In the copy, keep every record exact and leave out all images.

Records for processing:
★ ★ ★ ★ ★

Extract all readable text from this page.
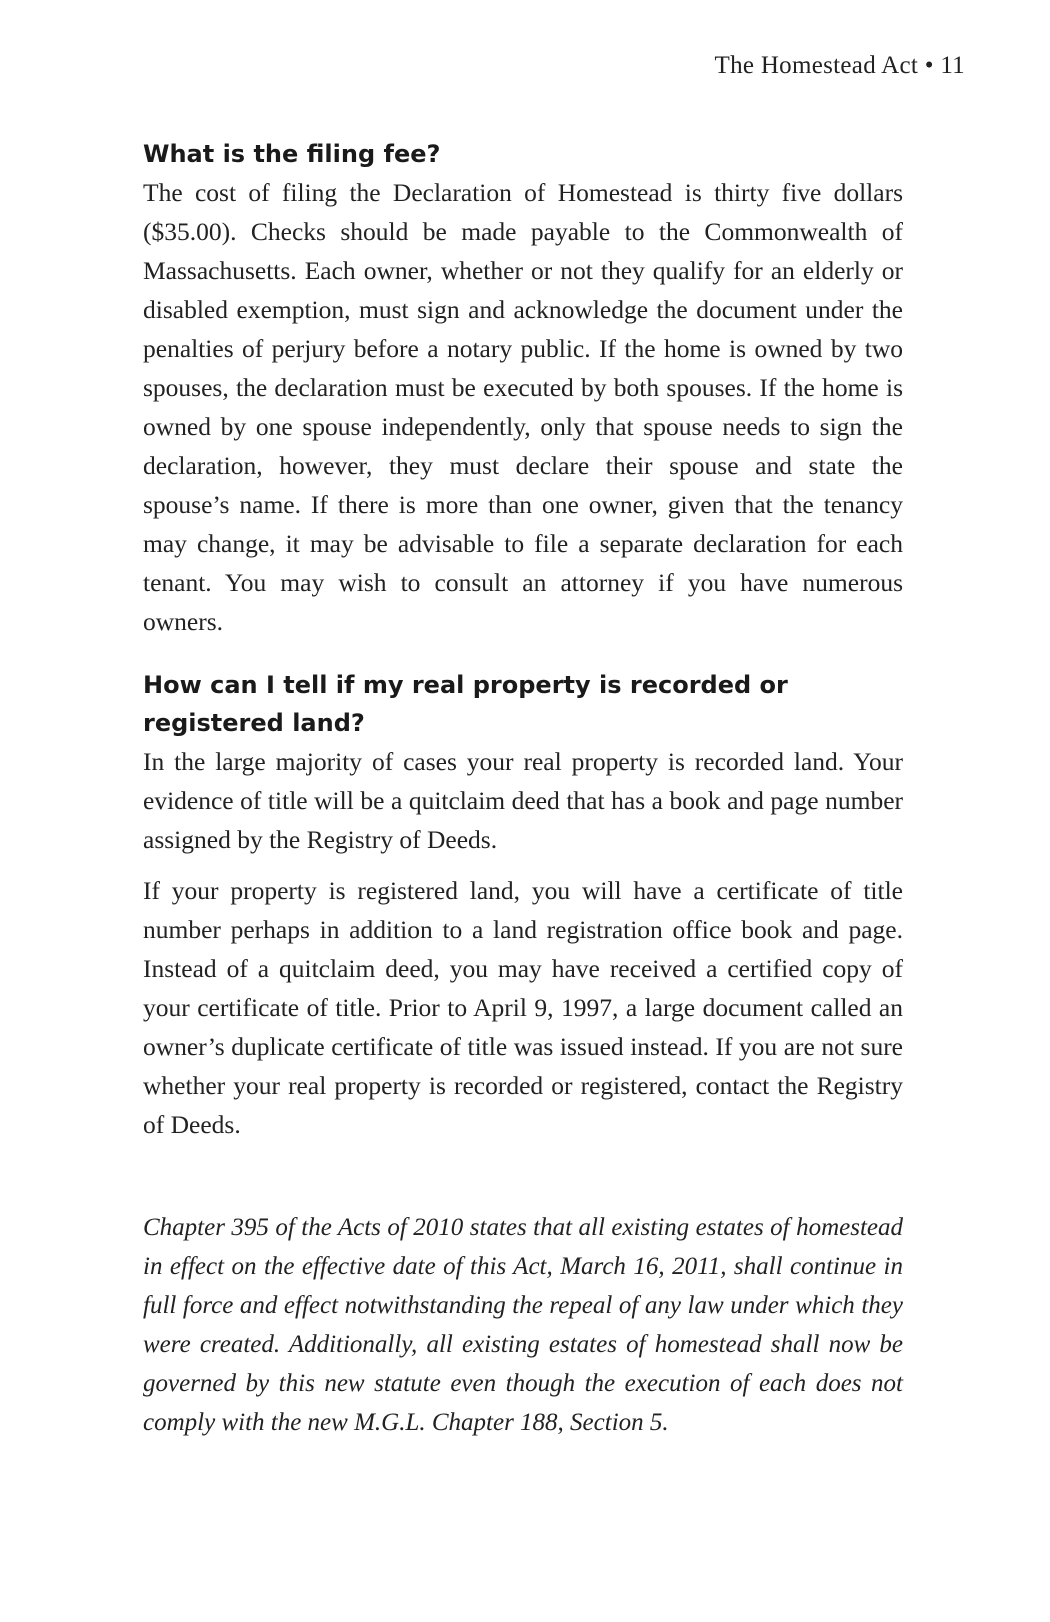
The Homestead Act • 11
What is the filing fee?

The cost of filing the Declaration of Homestead is thirty five dollars ($35.00). Checks should be made payable to the Commonwealth of Massachusetts. Each owner, whether or not they qualify for an elderly or disabled exemption, must sign and acknowledge the document under the penalties of perjury before a notary public. If the home is owned by two spouses, the declaration must be executed by both spouses. If the home is owned by one spouse independently, only that spouse needs to sign the declaration, however, they must declare their spouse and state the spouse’s name. If there is more than one owner, given that the tenancy may change, it may be advisable to file a separate declaration for each tenant. You may wish to consult an attorney if you have numerous owners.

How can I tell if my real property is recorded or registered land?

In the large majority of cases your real property is recorded land. Your evidence of title will be a quitclaim deed that has a book and page number assigned by the Registry of Deeds.

If your property is registered land, you will have a certificate of title number perhaps in addition to a land registration office book and page. Instead of a quitclaim deed, you may have received a certified copy of your certificate of title. Prior to April 9, 1997, a large document called an owner’s duplicate certificate of title was issued instead. If you are not sure whether your real property is recorded or registered, contact the Registry of Deeds.

Chapter 395 of the Acts of 2010 states that all existing estates of homestead in effect on the effective date of this Act, March 16, 2011, shall continue in full force and effect notwithstanding the repeal of any law under which they were created. Additionally, all existing estates of homestead shall now be governed by this new statute even though the execution of each does not comply with the new M.G.L. Chapter 188, Section 5.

★ ★ ★ ★ ★

Completed exercise:
Extract all readable text from this page.
The Homestead Act • 11
What is the filing fee?

The cost of filing the Declaration of Homestead is thirty five dollars ($35.00). Checks should be made payable to the Commonwealth of Massachusetts. Each owner, whether or not they qualify for an elderly or disabled exemption, must sign and acknowledge the document under the penalties of perjury before a notary public. If the home is owned by two spouses, the declaration must be executed by both spouses. If the home is owned by one spouse independently, only that spouse needs to sign the declaration, however, they must declare their spouse and state the spouse’s name. If there is more than one owner, given that the tenancy may change, it may be advisable to file a separate declaration for each tenant. You may wish to consult an attorney if you have numerous owners.

How can I tell if my real property is recorded or registered land?

In the large majority of cases your real property is recorded land. Your evidence of title will be a quitclaim deed that has a book and page number assigned by the Registry of Deeds.

If your property is registered land, you will have a certificate of title number perhaps in addition to a land registration office book and page. Instead of a quitclaim deed, you may have received a certified copy of your certificate of title. Prior to April 9, 1997, a large document called an owner’s duplicate certificate of title was issued instead. If you are not sure whether your real property is recorded or registered, contact the Registry of Deeds.

Chapter 395 of the Acts of 2010 states that all existing estates of homestead in effect on the effective date of this Act, March 16, 2011, shall continue in full force and effect notwithstanding the repeal of any law under which they were created. Additionally, all existing estates of homestead shall now be governed by this new statute even though the execution of each does not comply with the new M.G.L. Chapter 188, Section 5.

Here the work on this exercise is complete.